(Data records)
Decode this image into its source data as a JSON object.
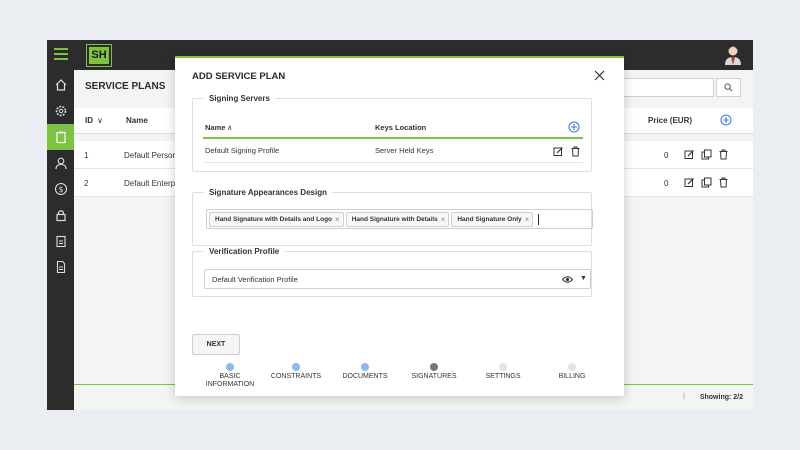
{
  "app": {
    "logo_text": "SH"
  },
  "page": {
    "title": "SERVICE PLANS",
    "columns": {
      "id": "ID",
      "name": "Name",
      "price": "Price (EUR)"
    },
    "rows": [
      {
        "id": "1",
        "name": "Default Person",
        "price": "0"
      },
      {
        "id": "2",
        "name": "Default Enterp",
        "price": "0"
      }
    ],
    "showing": "Showing: 2/2",
    "footer_sep": "|"
  },
  "modal": {
    "title": "ADD SERVICE PLAN",
    "servers": {
      "legend": "Signing Servers",
      "col_name": "Name",
      "col_keys": "Keys Location",
      "rows": [
        {
          "name": "Default Signing Profile",
          "keys": "Server Held Keys"
        }
      ]
    },
    "appearances": {
      "legend": "Signature Appearances Design",
      "chips": [
        "Hand Signature with Details and Logo",
        "Hand Signature with Details",
        "Hand Signature Only"
      ]
    },
    "verification": {
      "legend": "Verification Profile",
      "value": "Default Verification Profile"
    },
    "next_label": "NEXT",
    "steps": [
      {
        "label": "BASIC INFORMATION",
        "state": "done"
      },
      {
        "label": "CONSTRAINTS",
        "state": "done"
      },
      {
        "label": "DOCUMENTS",
        "state": "done"
      },
      {
        "label": "SIGNATURES",
        "state": "current"
      },
      {
        "label": "SETTINGS",
        "state": "todo"
      },
      {
        "label": "BILLING",
        "state": "todo"
      }
    ]
  },
  "colors": {
    "accent": "#7dc242",
    "sidebar": "#2c2c2c",
    "step_done": "#8fb7f0",
    "link_blue": "#3a7be0"
  }
}
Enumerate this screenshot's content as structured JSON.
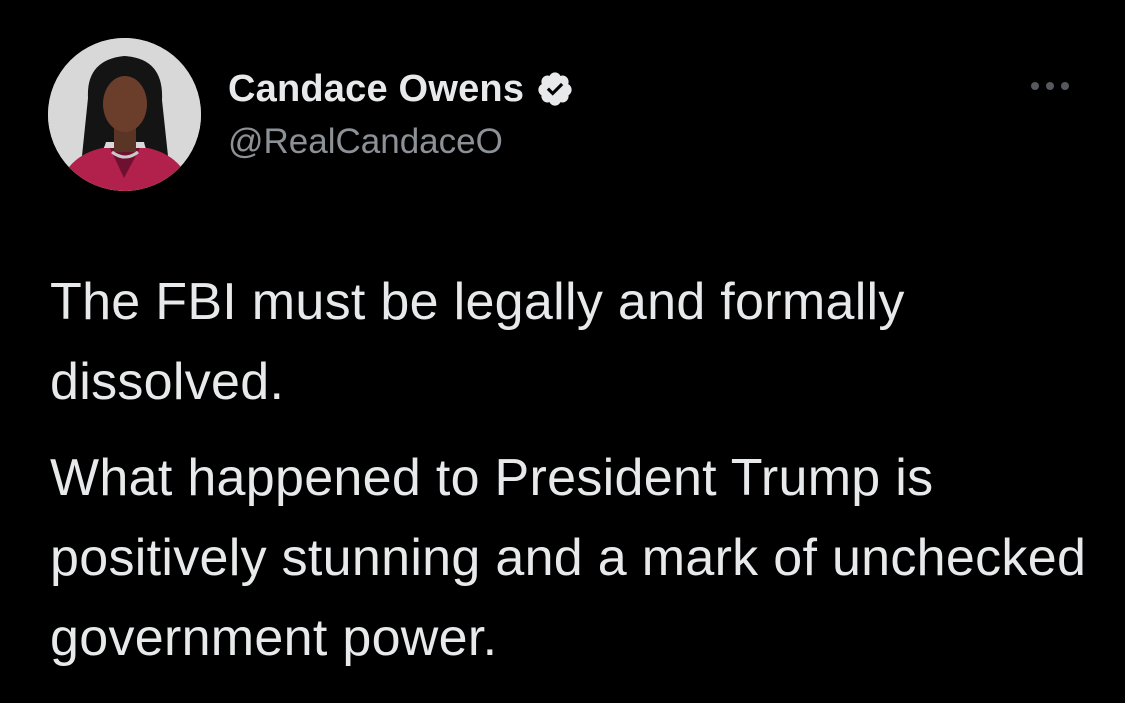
{
  "tweet": {
    "author": {
      "display_name": "Candace Owens",
      "handle": "@RealCandaceO",
      "verified": true,
      "avatar_icon": "profile-photo"
    },
    "menu_icon": "more-options-icon",
    "paragraphs": [
      "The FBI must be legally and formally dissolved.",
      "What happened to President Trump is positively stunning and a mark of unchecked government power."
    ]
  },
  "colors": {
    "background": "#000000",
    "text_primary": "#e7e9ea",
    "text_secondary": "#8b9196",
    "verified_badge": "#e7e9ea"
  }
}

Goal
Repeat every record above exactly, but leave out any pictures.

Task response
Decode this image into its source data as a JSON object.
{
  "app": {
    "logo_text": "SH"
  },
  "page": {
    "title": "SERVICE PLANS",
    "columns": {
      "id": "ID",
      "name": "Name",
      "price": "Price (EUR)"
    },
    "rows": [
      {
        "id": "1",
        "name": "Default Person",
        "price": "0"
      },
      {
        "id": "2",
        "name": "Default Enterp",
        "price": "0"
      }
    ],
    "showing": "Showing: 2/2",
    "footer_sep": "|"
  },
  "modal": {
    "title": "ADD SERVICE PLAN",
    "servers": {
      "legend": "Signing Servers",
      "col_name": "Name",
      "col_keys": "Keys Location",
      "rows": [
        {
          "name": "Default Signing Profile",
          "keys": "Server Held Keys"
        }
      ]
    },
    "appearances": {
      "legend": "Signature Appearances Design",
      "chips": [
        "Hand Signature with Details and Logo",
        "Hand Signature with Details",
        "Hand Signature Only"
      ]
    },
    "verification": {
      "legend": "Verification Profile",
      "value": "Default Verification Profile"
    },
    "next_label": "NEXT",
    "steps": [
      {
        "label": "BASIC INFORMATION",
        "state": "done"
      },
      {
        "label": "CONSTRAINTS",
        "state": "done"
      },
      {
        "label": "DOCUMENTS",
        "state": "done"
      },
      {
        "label": "SIGNATURES",
        "state": "current"
      },
      {
        "label": "SETTINGS",
        "state": "todo"
      },
      {
        "label": "BILLING",
        "state": "todo"
      }
    ]
  },
  "colors": {
    "accent": "#7dc242",
    "sidebar": "#2c2c2c",
    "step_done": "#8fb7f0",
    "link_blue": "#3a7be0"
  }
}
Enumerate this screenshot's content as structured JSON.
{
  "tweet": {
    "author": {
      "display_name": "Candace Owens",
      "handle": "@RealCandaceO",
      "verified": true,
      "avatar_icon": "profile-photo"
    },
    "menu_icon": "more-options-icon",
    "paragraphs": [
      "The FBI must be legally and formally dissolved.",
      "What happened to President Trump is positively stunning and a mark of unchecked government power."
    ]
  },
  "colors": {
    "background": "#000000",
    "text_primary": "#e7e9ea",
    "text_secondary": "#8b9196",
    "verified_badge": "#e7e9ea"
  }
}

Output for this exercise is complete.